QUOTED PASSAGE →

+-------+

But don’t wave your hands about too much at the auction the next day — the nice lady at the Ryanair desk won’t let you lug even the finest cask of wine on board.

 

Monsieur Hudelot’s wine lesson

Holidaying with Monsieur Hudelot — you're be well looked after, and you may learn a little about wine vintages; depending on how much you can remember the next morning

Holidaying with Monsieur Hudelot — you're be well looked after, and you may learn a little about wine vintages; depending on how much you can remember the next morning

In an attempt to learn why the best red burgundy is (nearly) all about that one grape, I based myself at the vineyards of Monsieur Bernard Hudelot in the village of Villars Fontaine. Happily, in addition to discussing grape varieties, M. Hudelot can provide accommodation in the cultured comfort of his château.

Vineyards stretch in every direction over the lush green hills of the Vallée de l’Ouche. Pinot noir as far as the eye can see. The Duke of Burgundy would have gazed over these same vine-stitched meadows back in the 14th century and he too would have nodded wisely, satisfied that he’d done right by the world of wine.

+-------+

DATASET RECORDS →

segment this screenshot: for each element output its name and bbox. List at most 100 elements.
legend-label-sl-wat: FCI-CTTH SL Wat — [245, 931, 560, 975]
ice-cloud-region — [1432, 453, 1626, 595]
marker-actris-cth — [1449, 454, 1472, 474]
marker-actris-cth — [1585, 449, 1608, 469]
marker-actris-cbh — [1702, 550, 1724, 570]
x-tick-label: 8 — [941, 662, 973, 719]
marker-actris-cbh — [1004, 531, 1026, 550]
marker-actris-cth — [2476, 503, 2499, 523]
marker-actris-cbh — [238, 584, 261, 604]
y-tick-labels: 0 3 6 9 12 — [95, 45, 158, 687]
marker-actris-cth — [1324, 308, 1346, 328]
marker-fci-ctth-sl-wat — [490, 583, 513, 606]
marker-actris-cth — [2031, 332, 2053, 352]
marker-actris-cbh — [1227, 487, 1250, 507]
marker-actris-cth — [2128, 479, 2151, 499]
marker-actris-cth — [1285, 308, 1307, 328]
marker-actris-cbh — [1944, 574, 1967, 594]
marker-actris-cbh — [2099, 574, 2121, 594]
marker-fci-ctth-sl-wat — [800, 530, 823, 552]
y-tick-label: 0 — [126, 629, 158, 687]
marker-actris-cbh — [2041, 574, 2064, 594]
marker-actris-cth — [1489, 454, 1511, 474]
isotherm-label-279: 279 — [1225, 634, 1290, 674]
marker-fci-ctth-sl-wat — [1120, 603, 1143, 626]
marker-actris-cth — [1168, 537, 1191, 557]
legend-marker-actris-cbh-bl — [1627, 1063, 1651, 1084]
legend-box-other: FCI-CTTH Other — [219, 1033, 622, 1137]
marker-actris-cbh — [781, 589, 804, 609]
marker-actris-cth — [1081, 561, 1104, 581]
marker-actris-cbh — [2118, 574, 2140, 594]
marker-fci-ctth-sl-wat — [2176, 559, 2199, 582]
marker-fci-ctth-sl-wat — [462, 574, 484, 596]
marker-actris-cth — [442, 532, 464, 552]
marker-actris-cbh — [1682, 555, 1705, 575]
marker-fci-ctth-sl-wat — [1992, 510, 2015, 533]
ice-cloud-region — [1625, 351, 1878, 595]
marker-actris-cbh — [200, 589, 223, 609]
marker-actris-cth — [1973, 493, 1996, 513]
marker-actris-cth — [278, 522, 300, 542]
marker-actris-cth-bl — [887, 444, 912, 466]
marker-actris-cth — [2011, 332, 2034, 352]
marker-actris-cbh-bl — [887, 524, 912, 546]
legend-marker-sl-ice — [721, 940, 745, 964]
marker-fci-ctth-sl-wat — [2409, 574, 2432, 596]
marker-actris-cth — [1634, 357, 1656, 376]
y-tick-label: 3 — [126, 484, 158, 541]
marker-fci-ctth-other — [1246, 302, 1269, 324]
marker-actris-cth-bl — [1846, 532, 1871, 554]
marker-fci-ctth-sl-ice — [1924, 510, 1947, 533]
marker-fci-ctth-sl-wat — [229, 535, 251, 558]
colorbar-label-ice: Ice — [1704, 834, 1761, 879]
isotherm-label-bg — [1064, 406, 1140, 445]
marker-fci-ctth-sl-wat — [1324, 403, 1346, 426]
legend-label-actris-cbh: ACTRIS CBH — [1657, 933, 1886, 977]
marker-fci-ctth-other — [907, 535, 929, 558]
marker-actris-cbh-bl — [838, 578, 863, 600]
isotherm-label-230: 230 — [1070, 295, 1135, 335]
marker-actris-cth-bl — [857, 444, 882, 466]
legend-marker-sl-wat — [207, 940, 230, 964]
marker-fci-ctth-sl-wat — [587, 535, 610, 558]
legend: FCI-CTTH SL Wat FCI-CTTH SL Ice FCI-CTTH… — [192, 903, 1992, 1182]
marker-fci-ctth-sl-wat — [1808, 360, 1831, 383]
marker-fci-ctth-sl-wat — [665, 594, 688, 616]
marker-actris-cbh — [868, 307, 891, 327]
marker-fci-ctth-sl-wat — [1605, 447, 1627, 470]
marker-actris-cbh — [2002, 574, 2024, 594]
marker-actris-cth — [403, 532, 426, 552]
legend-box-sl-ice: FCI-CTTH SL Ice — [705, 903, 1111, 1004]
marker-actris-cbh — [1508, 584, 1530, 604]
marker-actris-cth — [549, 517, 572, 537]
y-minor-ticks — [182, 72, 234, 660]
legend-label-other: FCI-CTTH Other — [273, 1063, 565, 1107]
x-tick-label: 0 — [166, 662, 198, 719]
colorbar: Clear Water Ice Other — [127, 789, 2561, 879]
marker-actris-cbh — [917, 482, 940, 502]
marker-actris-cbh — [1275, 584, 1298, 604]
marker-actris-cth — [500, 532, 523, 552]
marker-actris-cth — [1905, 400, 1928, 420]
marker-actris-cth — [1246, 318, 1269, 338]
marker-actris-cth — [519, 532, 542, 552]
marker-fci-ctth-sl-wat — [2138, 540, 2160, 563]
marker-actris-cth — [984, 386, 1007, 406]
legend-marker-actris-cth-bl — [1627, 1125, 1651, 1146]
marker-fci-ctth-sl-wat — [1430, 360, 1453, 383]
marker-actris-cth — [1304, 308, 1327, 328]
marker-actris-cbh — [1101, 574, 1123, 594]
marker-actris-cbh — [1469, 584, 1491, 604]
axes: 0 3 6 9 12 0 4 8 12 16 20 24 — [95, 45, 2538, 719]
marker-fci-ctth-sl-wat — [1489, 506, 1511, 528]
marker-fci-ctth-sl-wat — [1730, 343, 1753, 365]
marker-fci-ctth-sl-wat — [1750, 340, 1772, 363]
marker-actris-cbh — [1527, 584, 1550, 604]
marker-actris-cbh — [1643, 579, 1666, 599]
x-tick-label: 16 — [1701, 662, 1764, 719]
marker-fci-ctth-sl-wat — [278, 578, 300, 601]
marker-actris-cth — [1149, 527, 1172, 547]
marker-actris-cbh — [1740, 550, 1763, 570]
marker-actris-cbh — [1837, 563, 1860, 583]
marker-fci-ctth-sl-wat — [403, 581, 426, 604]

+-------+

EXERCISE TASK →
In the text about Monsieur Hudelot's wine lesson, in which village are Monsieur Bernard Hudelot's vineyards?

RESULT →
Villars Fontaine